▶ [Task]
Reproduce all the entries exactly.

▶ [Records supplied]
==================================================

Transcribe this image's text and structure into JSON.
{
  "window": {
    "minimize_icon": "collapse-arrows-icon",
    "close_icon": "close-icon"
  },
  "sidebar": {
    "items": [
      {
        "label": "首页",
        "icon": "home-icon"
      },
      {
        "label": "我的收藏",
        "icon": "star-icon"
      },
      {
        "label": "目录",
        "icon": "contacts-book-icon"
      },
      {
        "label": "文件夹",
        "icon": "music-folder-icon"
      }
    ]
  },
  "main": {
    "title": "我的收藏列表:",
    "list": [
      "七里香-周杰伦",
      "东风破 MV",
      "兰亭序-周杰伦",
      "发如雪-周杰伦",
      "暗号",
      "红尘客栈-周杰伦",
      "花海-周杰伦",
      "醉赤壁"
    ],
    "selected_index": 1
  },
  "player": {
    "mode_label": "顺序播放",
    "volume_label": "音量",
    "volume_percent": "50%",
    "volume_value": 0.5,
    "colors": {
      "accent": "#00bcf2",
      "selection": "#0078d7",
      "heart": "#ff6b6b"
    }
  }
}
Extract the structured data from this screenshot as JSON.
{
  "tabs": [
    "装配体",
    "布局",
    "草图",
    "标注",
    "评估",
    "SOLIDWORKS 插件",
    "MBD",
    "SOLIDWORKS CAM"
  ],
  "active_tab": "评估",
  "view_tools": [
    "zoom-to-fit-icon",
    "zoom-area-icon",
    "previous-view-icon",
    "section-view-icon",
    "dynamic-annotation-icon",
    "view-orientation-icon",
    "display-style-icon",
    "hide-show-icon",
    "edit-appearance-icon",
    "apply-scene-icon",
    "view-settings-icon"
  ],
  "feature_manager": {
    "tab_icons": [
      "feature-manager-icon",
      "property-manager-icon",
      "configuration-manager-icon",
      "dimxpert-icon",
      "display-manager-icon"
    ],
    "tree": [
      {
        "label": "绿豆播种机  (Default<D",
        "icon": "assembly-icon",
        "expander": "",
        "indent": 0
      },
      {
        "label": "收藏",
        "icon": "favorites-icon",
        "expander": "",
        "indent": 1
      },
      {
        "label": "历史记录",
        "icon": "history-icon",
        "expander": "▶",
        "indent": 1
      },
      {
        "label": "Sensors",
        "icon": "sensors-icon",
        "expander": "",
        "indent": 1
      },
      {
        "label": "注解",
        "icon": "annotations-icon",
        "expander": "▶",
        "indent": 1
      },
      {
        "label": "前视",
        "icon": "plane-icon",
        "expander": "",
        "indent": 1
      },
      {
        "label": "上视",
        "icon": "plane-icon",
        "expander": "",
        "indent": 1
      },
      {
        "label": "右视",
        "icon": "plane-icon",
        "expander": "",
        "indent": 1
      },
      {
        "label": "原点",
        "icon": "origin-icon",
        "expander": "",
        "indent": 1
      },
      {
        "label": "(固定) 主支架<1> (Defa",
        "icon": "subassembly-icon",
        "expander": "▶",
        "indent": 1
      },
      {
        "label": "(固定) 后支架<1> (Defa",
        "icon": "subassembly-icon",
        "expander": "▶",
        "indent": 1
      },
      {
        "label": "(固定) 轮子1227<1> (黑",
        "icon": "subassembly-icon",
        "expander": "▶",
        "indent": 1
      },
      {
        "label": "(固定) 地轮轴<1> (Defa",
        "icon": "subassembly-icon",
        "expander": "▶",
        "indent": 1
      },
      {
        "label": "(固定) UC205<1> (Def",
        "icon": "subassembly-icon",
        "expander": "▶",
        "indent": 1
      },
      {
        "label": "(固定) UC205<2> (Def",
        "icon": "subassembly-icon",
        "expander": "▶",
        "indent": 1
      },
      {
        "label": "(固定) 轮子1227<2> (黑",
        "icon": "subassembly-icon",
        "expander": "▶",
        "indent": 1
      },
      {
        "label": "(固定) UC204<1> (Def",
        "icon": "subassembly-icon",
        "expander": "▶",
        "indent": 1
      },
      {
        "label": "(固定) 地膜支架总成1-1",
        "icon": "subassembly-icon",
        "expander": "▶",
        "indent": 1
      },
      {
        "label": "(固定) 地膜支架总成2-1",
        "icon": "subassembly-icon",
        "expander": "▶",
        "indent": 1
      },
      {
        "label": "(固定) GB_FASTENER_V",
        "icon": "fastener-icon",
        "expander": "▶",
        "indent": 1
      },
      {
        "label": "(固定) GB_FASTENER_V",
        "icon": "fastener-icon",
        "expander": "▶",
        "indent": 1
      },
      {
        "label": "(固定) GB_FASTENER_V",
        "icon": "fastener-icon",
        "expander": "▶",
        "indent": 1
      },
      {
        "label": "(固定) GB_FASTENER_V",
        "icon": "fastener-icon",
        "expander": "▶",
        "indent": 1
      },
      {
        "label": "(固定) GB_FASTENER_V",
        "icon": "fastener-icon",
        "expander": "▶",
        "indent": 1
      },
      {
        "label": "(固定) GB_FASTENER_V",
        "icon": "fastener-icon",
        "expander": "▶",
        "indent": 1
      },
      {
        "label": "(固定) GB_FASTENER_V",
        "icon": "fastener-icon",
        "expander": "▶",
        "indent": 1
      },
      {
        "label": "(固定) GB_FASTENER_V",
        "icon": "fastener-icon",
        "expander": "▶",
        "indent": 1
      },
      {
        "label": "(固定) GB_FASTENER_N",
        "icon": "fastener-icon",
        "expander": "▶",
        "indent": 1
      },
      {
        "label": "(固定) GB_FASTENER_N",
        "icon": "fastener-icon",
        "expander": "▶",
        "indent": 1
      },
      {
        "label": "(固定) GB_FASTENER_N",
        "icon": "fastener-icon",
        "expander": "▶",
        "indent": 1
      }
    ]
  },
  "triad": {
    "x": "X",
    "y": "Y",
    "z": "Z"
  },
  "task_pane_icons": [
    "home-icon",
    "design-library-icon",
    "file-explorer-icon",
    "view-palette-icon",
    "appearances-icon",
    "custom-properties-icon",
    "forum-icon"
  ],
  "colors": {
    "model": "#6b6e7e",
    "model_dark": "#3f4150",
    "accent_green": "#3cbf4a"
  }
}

==================================================

▶ [Complete response]
Transcribe this image's text and structure into JSON.
{
  "window": {
    "minimize_icon": "collapse-arrows-icon",
    "close_icon": "close-icon"
  },
  "sidebar": {
    "items": [
      {
        "label": "首页",
        "icon": "home-icon"
      },
      {
        "label": "我的收藏",
        "icon": "star-icon"
      },
      {
        "label": "目录",
        "icon": "contacts-book-icon"
      },
      {
        "label": "文件夹",
        "icon": "music-folder-icon"
      }
    ]
  },
  "main": {
    "title": "我的收藏列表:",
    "list": [
      "七里香-周杰伦",
      "东风破 MV",
      "兰亭序-周杰伦",
      "发如雪-周杰伦",
      "暗号",
      "红尘客栈-周杰伦",
      "花海-周杰伦",
      "醉赤壁"
    ],
    "selected_index": 1
  },
  "player": {
    "mode_label": "顺序播放",
    "volume_label": "音量",
    "volume_percent": "50%",
    "volume_value": 0.5,
    "colors": {
      "accent": "#00bcf2",
      "selection": "#0078d7",
      "heart": "#ff6b6b"
    }
  }
}
Extract the structured data from this screenshot as JSON.
{
  "tabs": [
    "装配体",
    "布局",
    "草图",
    "标注",
    "评估",
    "SOLIDWORKS 插件",
    "MBD",
    "SOLIDWORKS CAM"
  ],
  "active_tab": "评估",
  "view_tools": [
    "zoom-to-fit-icon",
    "zoom-area-icon",
    "previous-view-icon",
    "section-view-icon",
    "dynamic-annotation-icon",
    "view-orientation-icon",
    "display-style-icon",
    "hide-show-icon",
    "edit-appearance-icon",
    "apply-scene-icon",
    "view-settings-icon"
  ],
  "feature_manager": {
    "tab_icons": [
      "feature-manager-icon",
      "property-manager-icon",
      "configuration-manager-icon",
      "dimxpert-icon",
      "display-manager-icon"
    ],
    "tree": [
      {
        "label": "绿豆播种机  (Default<D",
        "icon": "assembly-icon",
        "expander": "",
        "indent": 0
      },
      {
        "label": "收藏",
        "icon": "favorites-icon",
        "expander": "",
        "indent": 1
      },
      {
        "label": "历史记录",
        "icon": "history-icon",
        "expander": "▶",
        "indent": 1
      },
      {
        "label": "Sensors",
        "icon": "sensors-icon",
        "expander": "",
        "indent": 1
      },
      {
        "label": "注解",
        "icon": "annotations-icon",
        "expander": "▶",
        "indent": 1
      },
      {
        "label": "前视",
        "icon": "plane-icon",
        "expander": "",
        "indent": 1
      },
      {
        "label": "上视",
        "icon": "plane-icon",
        "expander": "",
        "indent": 1
      },
      {
        "label": "右视",
        "icon": "plane-icon",
        "expander": "",
        "indent": 1
      },
      {
        "label": "原点",
        "icon": "origin-icon",
        "expander": "",
        "indent": 1
      },
      {
        "label": "(固定) 主支架<1> (Defa",
        "icon": "subassembly-icon",
        "expander": "▶",
        "indent": 1
      },
      {
        "label": "(固定) 后支架<1> (Defa",
        "icon": "subassembly-icon",
        "expander": "▶",
        "indent": 1
      },
      {
        "label": "(固定) 轮子1227<1> (黑",
        "icon": "subassembly-icon",
        "expander": "▶",
        "indent": 1
      },
      {
        "label": "(固定) 地轮轴<1> (Defa",
        "icon": "subassembly-icon",
        "expander": "▶",
        "indent": 1
      },
      {
        "label": "(固定) UC205<1> (Def",
        "icon": "subassembly-icon",
        "expander": "▶",
        "indent": 1
      },
      {
        "label": "(固定) UC205<2> (Def",
        "icon": "subassembly-icon",
        "expander": "▶",
        "indent": 1
      },
      {
        "label": "(固定) 轮子1227<2> (黑",
        "icon": "subassembly-icon",
        "expander": "▶",
        "indent": 1
      },
      {
        "label": "(固定) UC204<1> (Def",
        "icon": "subassembly-icon",
        "expander": "▶",
        "indent": 1
      },
      {
        "label": "(固定) 地膜支架总成1-1",
        "icon": "subassembly-icon",
        "expander": "▶",
        "indent": 1
      },
      {
        "label": "(固定) 地膜支架总成2-1",
        "icon": "subassembly-icon",
        "expander": "▶",
        "indent": 1
      },
      {
        "label": "(固定) GB_FASTENER_V",
        "icon": "fastener-icon",
        "expander": "▶",
        "indent": 1
      },
      {
        "label": "(固定) GB_FASTENER_V",
        "icon": "fastener-icon",
        "expander": "▶",
        "indent": 1
      },
      {
        "label": "(固定) GB_FASTENER_V",
        "icon": "fastener-icon",
        "expander": "▶",
        "indent": 1
      },
      {
        "label": "(固定) GB_FASTENER_V",
        "icon": "fastener-icon",
        "expander": "▶",
        "indent": 1
      },
      {
        "label": "(固定) GB_FASTENER_V",
        "icon": "fastener-icon",
        "expander": "▶",
        "indent": 1
      },
      {
        "label": "(固定) GB_FASTENER_V",
        "icon": "fastener-icon",
        "expander": "▶",
        "indent": 1
      },
      {
        "label": "(固定) GB_FASTENER_V",
        "icon": "fastener-icon",
        "expander": "▶",
        "indent": 1
      },
      {
        "label": "(固定) GB_FASTENER_V",
        "icon": "fastener-icon",
        "expander": "▶",
        "indent": 1
      },
      {
        "label": "(固定) GB_FASTENER_N",
        "icon": "fastener-icon",
        "expander": "▶",
        "indent": 1
      },
      {
        "label": "(固定) GB_FASTENER_N",
        "icon": "fastener-icon",
        "expander": "▶",
        "indent": 1
      },
      {
        "label": "(固定) GB_FASTENER_N",
        "icon": "fastener-icon",
        "expander": "▶",
        "indent": 1
      }
    ]
  },
  "triad": {
    "x": "X",
    "y": "Y",
    "z": "Z"
  },
  "task_pane_icons": [
    "home-icon",
    "design-library-icon",
    "file-explorer-icon",
    "view-palette-icon",
    "appearances-icon",
    "custom-properties-icon",
    "forum-icon"
  ],
  "colors": {
    "model": "#6b6e7e",
    "model_dark": "#3f4150",
    "accent_green": "#3cbf4a"
  }
}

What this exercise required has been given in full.